Exercise prompt: Pull every line with the word "time" out of the entries below.

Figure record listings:
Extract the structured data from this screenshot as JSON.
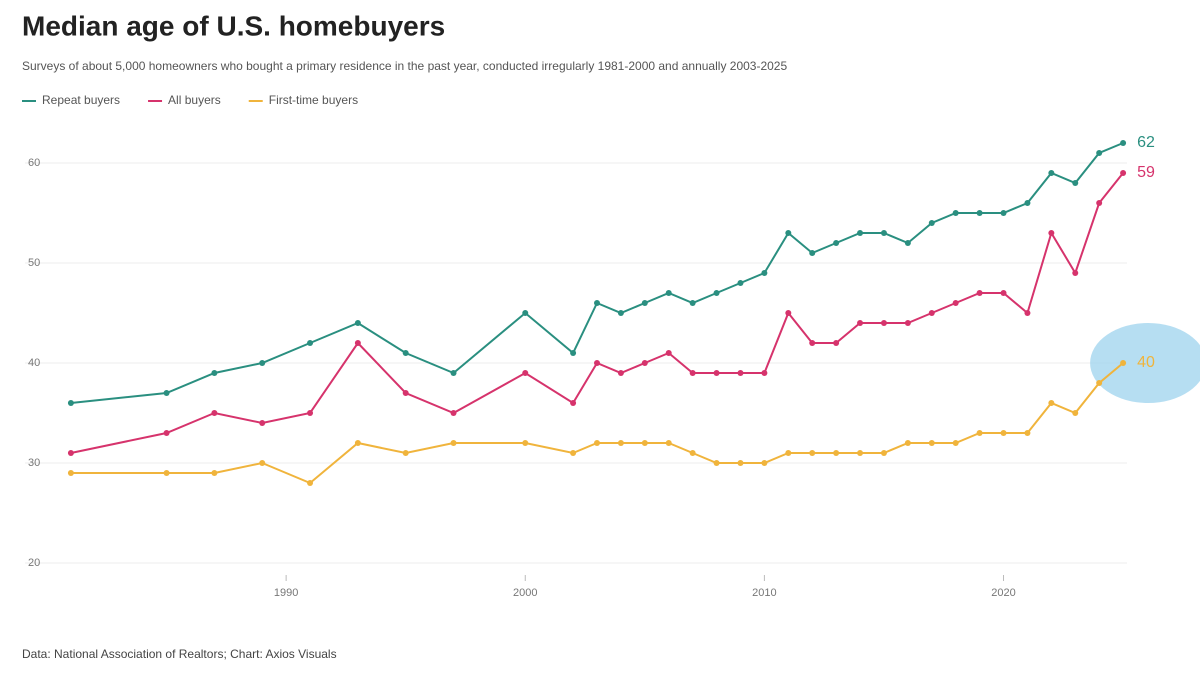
{
  "chart_data": {
    "type": "line",
    "title": "Median age of U.S. homebuyers",
    "subtitle": "Surveys of about 5,000 homeowners who bought a primary residence in the past year, conducted irregularly 1981-2000 and annually 2003-2025",
    "source": "Data: National Association of Realtors; Chart: Axios Visuals",
    "x": [
      1981,
      1985,
      1987,
      1989,
      1991,
      1993,
      1995,
      1997,
      2000,
      2002,
      2003,
      2004,
      2005,
      2006,
      2007,
      2008,
      2009,
      2010,
      2011,
      2012,
      2013,
      2014,
      2015,
      2016,
      2017,
      2018,
      2019,
      2020,
      2021,
      2022,
      2023,
      2024,
      2025
    ],
    "series": [
      {
        "name": "Repeat buyers",
        "color": "#2a8f80",
        "values": [
          36,
          37,
          39,
          40,
          42,
          44,
          41,
          39,
          45,
          41,
          46,
          45,
          46,
          47,
          46,
          47,
          48,
          49,
          53,
          51,
          52,
          53,
          53,
          52,
          54,
          55,
          55,
          55,
          56,
          59,
          58,
          61,
          62
        ]
      },
      {
        "name": "All buyers",
        "color": "#d6336c",
        "values": [
          31,
          33,
          35,
          34,
          35,
          42,
          37,
          35,
          39,
          36,
          40,
          39,
          40,
          41,
          39,
          39,
          39,
          39,
          45,
          42,
          42,
          44,
          44,
          44,
          45,
          46,
          47,
          47,
          45,
          53,
          49,
          56,
          59
        ]
      },
      {
        "name": "First-time buyers",
        "color": "#f0b43c",
        "values": [
          29,
          29,
          29,
          30,
          28,
          32,
          31,
          32,
          32,
          31,
          32,
          32,
          32,
          32,
          31,
          30,
          30,
          30,
          31,
          31,
          31,
          31,
          31,
          32,
          32,
          32,
          33,
          33,
          33,
          36,
          35,
          38,
          40
        ]
      }
    ],
    "xlim": [
      1980,
      2026
    ],
    "xticks": [
      1990,
      2000,
      2010,
      2020
    ],
    "ylim": [
      18,
      64
    ],
    "yticks": [
      20,
      30,
      40,
      50,
      60
    ],
    "grid": true
  }
}
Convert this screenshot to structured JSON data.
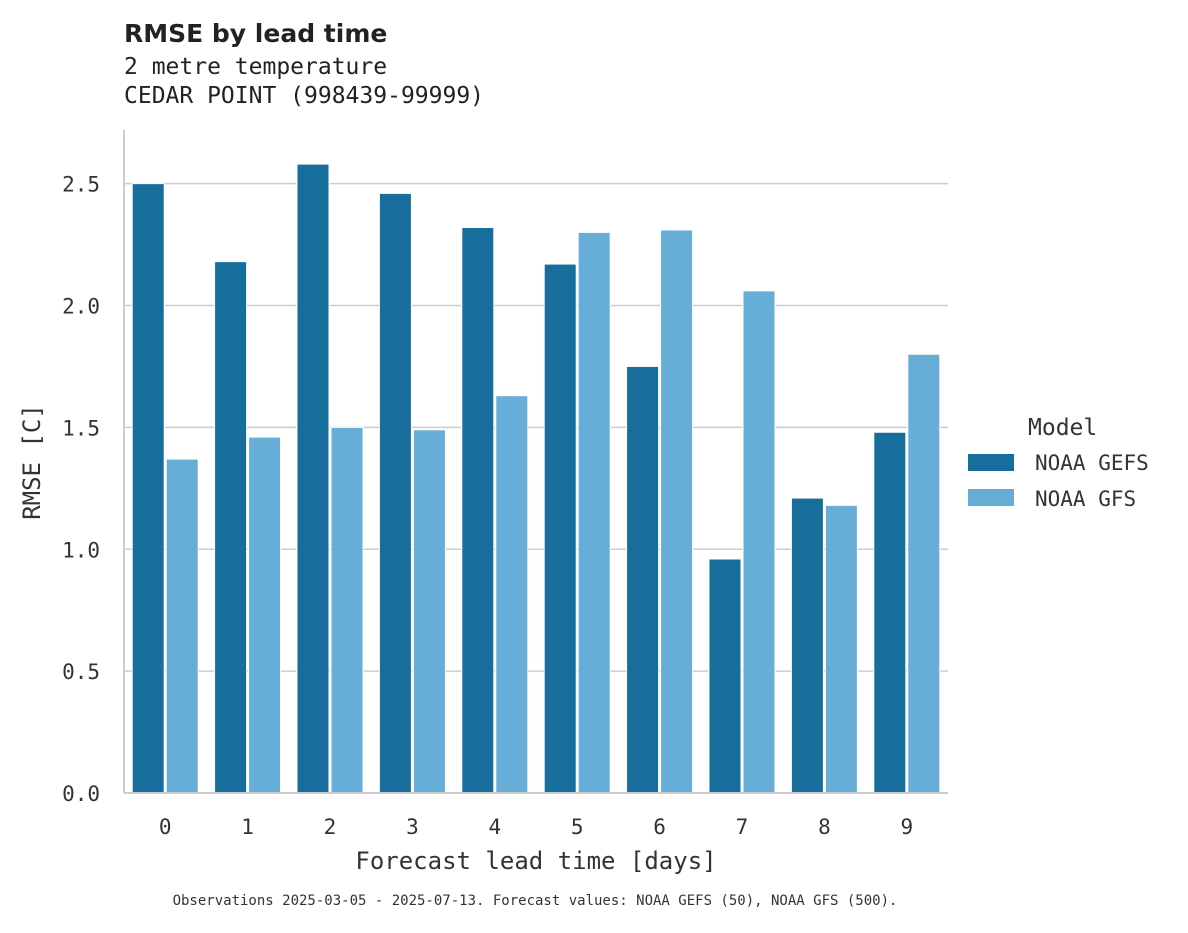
{
  "chart_data": {
    "type": "bar",
    "title": "RMSE by lead time",
    "subtitle_lines": [
      "2 metre temperature",
      "CEDAR POINT (998439-99999)"
    ],
    "xlabel": "Forecast lead time [days]",
    "ylabel": "RMSE [C]",
    "categories": [
      "0",
      "1",
      "2",
      "3",
      "4",
      "5",
      "6",
      "7",
      "8",
      "9"
    ],
    "ylim": [
      0,
      2.72
    ],
    "yticks": [
      "0.0",
      "0.5",
      "1.0",
      "1.5",
      "2.0",
      "2.5"
    ],
    "grid": "horizontal",
    "legend": {
      "title": "Model",
      "placement": "right"
    },
    "series": [
      {
        "name": "NOAA GEFS",
        "color": "#176e9c",
        "values": [
          2.5,
          2.18,
          2.58,
          2.46,
          2.32,
          2.17,
          1.75,
          0.96,
          1.21,
          1.48
        ]
      },
      {
        "name": "NOAA GFS",
        "color": "#66aed7",
        "values": [
          1.37,
          1.46,
          1.5,
          1.49,
          1.63,
          2.3,
          2.31,
          2.06,
          1.18,
          1.8
        ]
      }
    ],
    "footnote": "Observations 2025-03-05 - 2025-07-13. Forecast values: NOAA GEFS (50), NOAA GFS (500)."
  }
}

Result for this exercise:
        "name": "First-time buyers",
    "title": "RMSE by lead time",
    "xlabel": "Forecast lead time [days]",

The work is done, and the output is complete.